* start The data *

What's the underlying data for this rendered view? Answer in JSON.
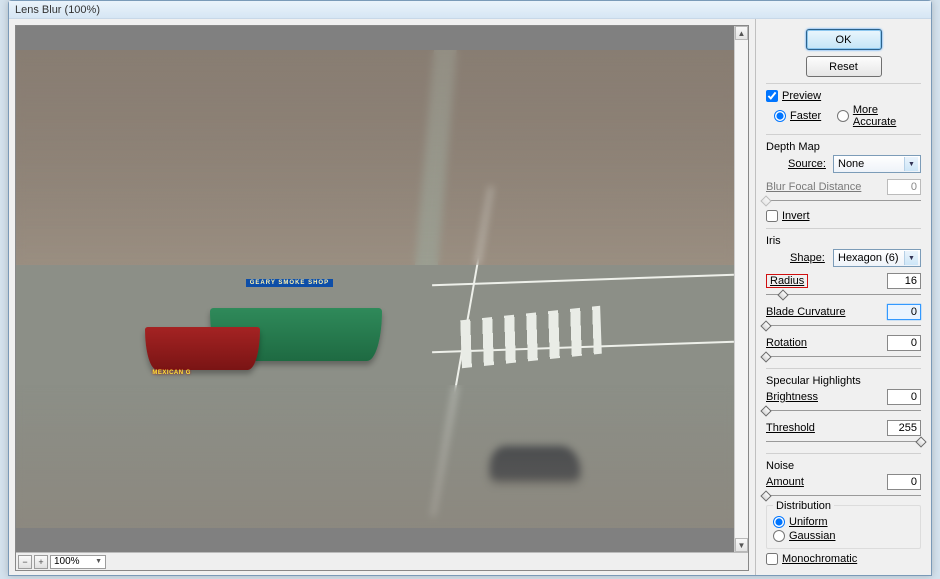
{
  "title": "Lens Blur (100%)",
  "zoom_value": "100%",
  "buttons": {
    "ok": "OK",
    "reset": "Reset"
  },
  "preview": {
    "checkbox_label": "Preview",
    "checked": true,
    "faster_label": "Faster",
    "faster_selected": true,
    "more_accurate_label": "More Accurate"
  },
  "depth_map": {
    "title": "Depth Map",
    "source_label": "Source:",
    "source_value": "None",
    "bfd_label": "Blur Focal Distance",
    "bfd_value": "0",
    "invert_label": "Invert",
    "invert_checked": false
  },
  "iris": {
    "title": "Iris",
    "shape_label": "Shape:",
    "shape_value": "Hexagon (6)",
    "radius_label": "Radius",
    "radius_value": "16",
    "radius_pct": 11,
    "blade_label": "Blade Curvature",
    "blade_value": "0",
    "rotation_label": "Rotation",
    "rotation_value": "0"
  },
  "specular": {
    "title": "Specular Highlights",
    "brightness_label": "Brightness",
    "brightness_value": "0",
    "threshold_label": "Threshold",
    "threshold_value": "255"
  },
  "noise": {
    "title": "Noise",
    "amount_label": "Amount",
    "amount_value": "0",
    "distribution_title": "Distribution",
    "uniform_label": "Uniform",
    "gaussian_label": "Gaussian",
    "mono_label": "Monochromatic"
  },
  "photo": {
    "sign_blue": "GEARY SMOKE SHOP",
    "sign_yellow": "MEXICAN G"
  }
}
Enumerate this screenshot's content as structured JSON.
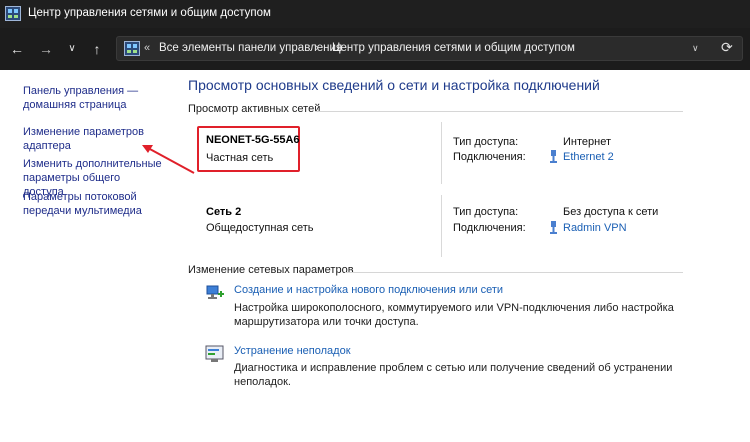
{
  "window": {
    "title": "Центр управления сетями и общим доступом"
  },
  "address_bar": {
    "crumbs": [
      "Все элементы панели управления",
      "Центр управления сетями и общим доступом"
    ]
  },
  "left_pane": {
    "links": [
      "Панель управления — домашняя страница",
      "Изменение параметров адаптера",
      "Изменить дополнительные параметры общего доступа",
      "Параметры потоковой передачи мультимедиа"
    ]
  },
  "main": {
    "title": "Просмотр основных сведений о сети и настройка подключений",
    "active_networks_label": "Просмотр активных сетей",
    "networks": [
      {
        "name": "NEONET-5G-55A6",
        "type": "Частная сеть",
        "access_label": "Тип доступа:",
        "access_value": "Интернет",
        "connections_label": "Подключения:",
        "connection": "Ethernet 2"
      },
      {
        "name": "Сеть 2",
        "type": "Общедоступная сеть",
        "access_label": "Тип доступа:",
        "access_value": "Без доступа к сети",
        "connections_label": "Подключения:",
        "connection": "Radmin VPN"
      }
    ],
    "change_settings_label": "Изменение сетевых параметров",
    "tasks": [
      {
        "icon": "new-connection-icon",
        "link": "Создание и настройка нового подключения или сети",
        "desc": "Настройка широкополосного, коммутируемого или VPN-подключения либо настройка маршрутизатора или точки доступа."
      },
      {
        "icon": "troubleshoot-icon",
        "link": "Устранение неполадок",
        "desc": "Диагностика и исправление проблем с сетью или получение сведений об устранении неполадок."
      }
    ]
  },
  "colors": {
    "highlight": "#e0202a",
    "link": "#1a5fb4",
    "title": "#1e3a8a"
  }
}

* end The data *

• _Exercise description_:
Determine the number of lines in the listing that contain the string "общим". Write that number and nothing else.

• _Problem solution_:
2